** begin Raw records **

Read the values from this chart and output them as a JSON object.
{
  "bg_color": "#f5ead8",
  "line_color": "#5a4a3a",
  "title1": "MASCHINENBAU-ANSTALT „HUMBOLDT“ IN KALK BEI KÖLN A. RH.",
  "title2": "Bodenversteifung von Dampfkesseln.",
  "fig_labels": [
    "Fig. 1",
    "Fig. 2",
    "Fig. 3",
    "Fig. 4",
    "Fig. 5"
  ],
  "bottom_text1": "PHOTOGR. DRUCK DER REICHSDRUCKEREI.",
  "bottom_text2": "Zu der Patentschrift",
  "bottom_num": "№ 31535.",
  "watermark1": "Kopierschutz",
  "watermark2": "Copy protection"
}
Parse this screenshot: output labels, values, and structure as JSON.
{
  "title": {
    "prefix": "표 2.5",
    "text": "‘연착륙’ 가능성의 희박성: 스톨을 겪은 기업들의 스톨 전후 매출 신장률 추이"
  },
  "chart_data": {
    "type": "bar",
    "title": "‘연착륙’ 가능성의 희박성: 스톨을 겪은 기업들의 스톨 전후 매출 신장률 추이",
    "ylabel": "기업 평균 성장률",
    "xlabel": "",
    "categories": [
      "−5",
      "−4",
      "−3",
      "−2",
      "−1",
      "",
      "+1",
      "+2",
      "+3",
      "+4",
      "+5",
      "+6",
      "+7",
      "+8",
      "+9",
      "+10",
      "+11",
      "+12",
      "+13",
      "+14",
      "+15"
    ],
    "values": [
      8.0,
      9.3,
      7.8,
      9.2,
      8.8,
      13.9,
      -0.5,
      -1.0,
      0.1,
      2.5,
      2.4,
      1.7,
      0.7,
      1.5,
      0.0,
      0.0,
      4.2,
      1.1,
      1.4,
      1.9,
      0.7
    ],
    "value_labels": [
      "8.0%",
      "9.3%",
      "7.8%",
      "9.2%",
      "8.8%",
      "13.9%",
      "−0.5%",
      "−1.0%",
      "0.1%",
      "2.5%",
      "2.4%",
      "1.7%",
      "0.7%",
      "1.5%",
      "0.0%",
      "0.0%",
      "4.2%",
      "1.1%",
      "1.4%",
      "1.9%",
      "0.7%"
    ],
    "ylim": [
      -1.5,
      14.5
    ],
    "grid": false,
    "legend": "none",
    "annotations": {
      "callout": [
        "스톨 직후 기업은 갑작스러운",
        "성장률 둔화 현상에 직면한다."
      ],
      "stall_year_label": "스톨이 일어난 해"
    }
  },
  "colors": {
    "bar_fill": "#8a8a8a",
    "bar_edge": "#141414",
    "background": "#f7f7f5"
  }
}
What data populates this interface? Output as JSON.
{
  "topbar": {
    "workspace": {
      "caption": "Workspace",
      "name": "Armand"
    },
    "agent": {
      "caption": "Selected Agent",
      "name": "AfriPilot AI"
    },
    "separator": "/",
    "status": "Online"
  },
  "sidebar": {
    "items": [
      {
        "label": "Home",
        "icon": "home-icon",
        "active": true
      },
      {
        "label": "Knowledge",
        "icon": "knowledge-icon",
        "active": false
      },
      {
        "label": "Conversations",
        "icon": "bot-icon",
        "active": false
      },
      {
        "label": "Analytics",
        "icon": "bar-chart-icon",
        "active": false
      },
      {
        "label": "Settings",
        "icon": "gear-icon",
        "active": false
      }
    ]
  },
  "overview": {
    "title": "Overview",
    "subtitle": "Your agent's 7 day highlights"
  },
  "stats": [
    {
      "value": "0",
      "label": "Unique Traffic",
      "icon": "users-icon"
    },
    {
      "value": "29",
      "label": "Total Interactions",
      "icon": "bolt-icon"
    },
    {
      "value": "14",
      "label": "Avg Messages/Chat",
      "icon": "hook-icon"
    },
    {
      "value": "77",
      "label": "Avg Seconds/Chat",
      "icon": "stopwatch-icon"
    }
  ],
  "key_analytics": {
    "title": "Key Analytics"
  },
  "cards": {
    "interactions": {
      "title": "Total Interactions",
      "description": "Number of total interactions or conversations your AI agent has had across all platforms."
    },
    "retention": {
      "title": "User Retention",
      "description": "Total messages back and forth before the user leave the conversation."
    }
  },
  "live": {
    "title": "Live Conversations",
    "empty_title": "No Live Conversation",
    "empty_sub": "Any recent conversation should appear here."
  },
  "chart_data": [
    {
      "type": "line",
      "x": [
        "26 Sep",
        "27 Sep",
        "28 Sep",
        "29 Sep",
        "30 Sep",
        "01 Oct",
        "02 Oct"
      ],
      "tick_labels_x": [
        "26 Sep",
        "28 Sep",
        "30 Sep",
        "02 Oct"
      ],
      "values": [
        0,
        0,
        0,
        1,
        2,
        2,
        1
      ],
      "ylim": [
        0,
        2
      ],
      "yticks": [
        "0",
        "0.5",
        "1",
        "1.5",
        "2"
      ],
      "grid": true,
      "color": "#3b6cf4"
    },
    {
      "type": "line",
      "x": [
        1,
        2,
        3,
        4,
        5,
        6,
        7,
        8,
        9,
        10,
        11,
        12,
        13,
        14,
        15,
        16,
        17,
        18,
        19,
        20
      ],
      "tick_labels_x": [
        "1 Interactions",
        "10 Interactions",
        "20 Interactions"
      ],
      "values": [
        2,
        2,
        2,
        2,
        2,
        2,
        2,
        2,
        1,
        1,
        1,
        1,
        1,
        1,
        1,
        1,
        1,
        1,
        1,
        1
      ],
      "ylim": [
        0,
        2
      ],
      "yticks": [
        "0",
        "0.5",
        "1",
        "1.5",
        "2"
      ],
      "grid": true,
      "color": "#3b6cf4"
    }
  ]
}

** end Raw records **

Instructions to follow:
Print the whole listing again, exactly.

Exercise result:
Read the values from this chart and output them as a JSON object.
{
  "bg_color": "#f5ead8",
  "line_color": "#5a4a3a",
  "title1": "MASCHINENBAU-ANSTALT „HUMBOLDT“ IN KALK BEI KÖLN A. RH.",
  "title2": "Bodenversteifung von Dampfkesseln.",
  "fig_labels": [
    "Fig. 1",
    "Fig. 2",
    "Fig. 3",
    "Fig. 4",
    "Fig. 5"
  ],
  "bottom_text1": "PHOTOGR. DRUCK DER REICHSDRUCKEREI.",
  "bottom_text2": "Zu der Patentschrift",
  "bottom_num": "№ 31535.",
  "watermark1": "Kopierschutz",
  "watermark2": "Copy protection"
}
Parse this screenshot: output labels, values, and structure as JSON.
{
  "title": {
    "prefix": "표 2.5",
    "text": "‘연착륙’ 가능성의 희박성: 스톨을 겪은 기업들의 스톨 전후 매출 신장률 추이"
  },
  "chart_data": {
    "type": "bar",
    "title": "‘연착륙’ 가능성의 희박성: 스톨을 겪은 기업들의 스톨 전후 매출 신장률 추이",
    "ylabel": "기업 평균 성장률",
    "xlabel": "",
    "categories": [
      "−5",
      "−4",
      "−3",
      "−2",
      "−1",
      "",
      "+1",
      "+2",
      "+3",
      "+4",
      "+5",
      "+6",
      "+7",
      "+8",
      "+9",
      "+10",
      "+11",
      "+12",
      "+13",
      "+14",
      "+15"
    ],
    "values": [
      8.0,
      9.3,
      7.8,
      9.2,
      8.8,
      13.9,
      -0.5,
      -1.0,
      0.1,
      2.5,
      2.4,
      1.7,
      0.7,
      1.5,
      0.0,
      0.0,
      4.2,
      1.1,
      1.4,
      1.9,
      0.7
    ],
    "value_labels": [
      "8.0%",
      "9.3%",
      "7.8%",
      "9.2%",
      "8.8%",
      "13.9%",
      "−0.5%",
      "−1.0%",
      "0.1%",
      "2.5%",
      "2.4%",
      "1.7%",
      "0.7%",
      "1.5%",
      "0.0%",
      "0.0%",
      "4.2%",
      "1.1%",
      "1.4%",
      "1.9%",
      "0.7%"
    ],
    "ylim": [
      -1.5,
      14.5
    ],
    "grid": false,
    "legend": "none",
    "annotations": {
      "callout": [
        "스톨 직후 기업은 갑작스러운",
        "성장률 둔화 현상에 직면한다."
      ],
      "stall_year_label": "스톨이 일어난 해"
    }
  },
  "colors": {
    "bar_fill": "#8a8a8a",
    "bar_edge": "#141414",
    "background": "#f7f7f5"
  }
}
What data populates this interface? Output as JSON.
{
  "topbar": {
    "workspace": {
      "caption": "Workspace",
      "name": "Armand"
    },
    "agent": {
      "caption": "Selected Agent",
      "name": "AfriPilot AI"
    },
    "separator": "/",
    "status": "Online"
  },
  "sidebar": {
    "items": [
      {
        "label": "Home",
        "icon": "home-icon",
        "active": true
      },
      {
        "label": "Knowledge",
        "icon": "knowledge-icon",
        "active": false
      },
      {
        "label": "Conversations",
        "icon": "bot-icon",
        "active": false
      },
      {
        "label": "Analytics",
        "icon": "bar-chart-icon",
        "active": false
      },
      {
        "label": "Settings",
        "icon": "gear-icon",
        "active": false
      }
    ]
  },
  "overview": {
    "title": "Overview",
    "subtitle": "Your agent's 7 day highlights"
  },
  "stats": [
    {
      "value": "0",
      "label": "Unique Traffic",
      "icon": "users-icon"
    },
    {
      "value": "29",
      "label": "Total Interactions",
      "icon": "bolt-icon"
    },
    {
      "value": "14",
      "label": "Avg Messages/Chat",
      "icon": "hook-icon"
    },
    {
      "value": "77",
      "label": "Avg Seconds/Chat",
      "icon": "stopwatch-icon"
    }
  ],
  "key_analytics": {
    "title": "Key Analytics"
  },
  "cards": {
    "interactions": {
      "title": "Total Interactions",
      "description": "Number of total interactions or conversations your AI agent has had across all platforms."
    },
    "retention": {
      "title": "User Retention",
      "description": "Total messages back and forth before the user leave the conversation."
    }
  },
  "live": {
    "title": "Live Conversations",
    "empty_title": "No Live Conversation",
    "empty_sub": "Any recent conversation should appear here."
  },
  "chart_data": [
    {
      "type": "line",
      "x": [
        "26 Sep",
        "27 Sep",
        "28 Sep",
        "29 Sep",
        "30 Sep",
        "01 Oct",
        "02 Oct"
      ],
      "tick_labels_x": [
        "26 Sep",
        "28 Sep",
        "30 Sep",
        "02 Oct"
      ],
      "values": [
        0,
        0,
        0,
        1,
        2,
        2,
        1
      ],
      "ylim": [
        0,
        2
      ],
      "yticks": [
        "0",
        "0.5",
        "1",
        "1.5",
        "2"
      ],
      "grid": true,
      "color": "#3b6cf4"
    },
    {
      "type": "line",
      "x": [
        1,
        2,
        3,
        4,
        5,
        6,
        7,
        8,
        9,
        10,
        11,
        12,
        13,
        14,
        15,
        16,
        17,
        18,
        19,
        20
      ],
      "tick_labels_x": [
        "1 Interactions",
        "10 Interactions",
        "20 Interactions"
      ],
      "values": [
        2,
        2,
        2,
        2,
        2,
        2,
        2,
        2,
        1,
        1,
        1,
        1,
        1,
        1,
        1,
        1,
        1,
        1,
        1,
        1
      ],
      "ylim": [
        0,
        2
      ],
      "yticks": [
        "0",
        "0.5",
        "1",
        "1.5",
        "2"
      ],
      "grid": true,
      "color": "#3b6cf4"
    }
  ]
}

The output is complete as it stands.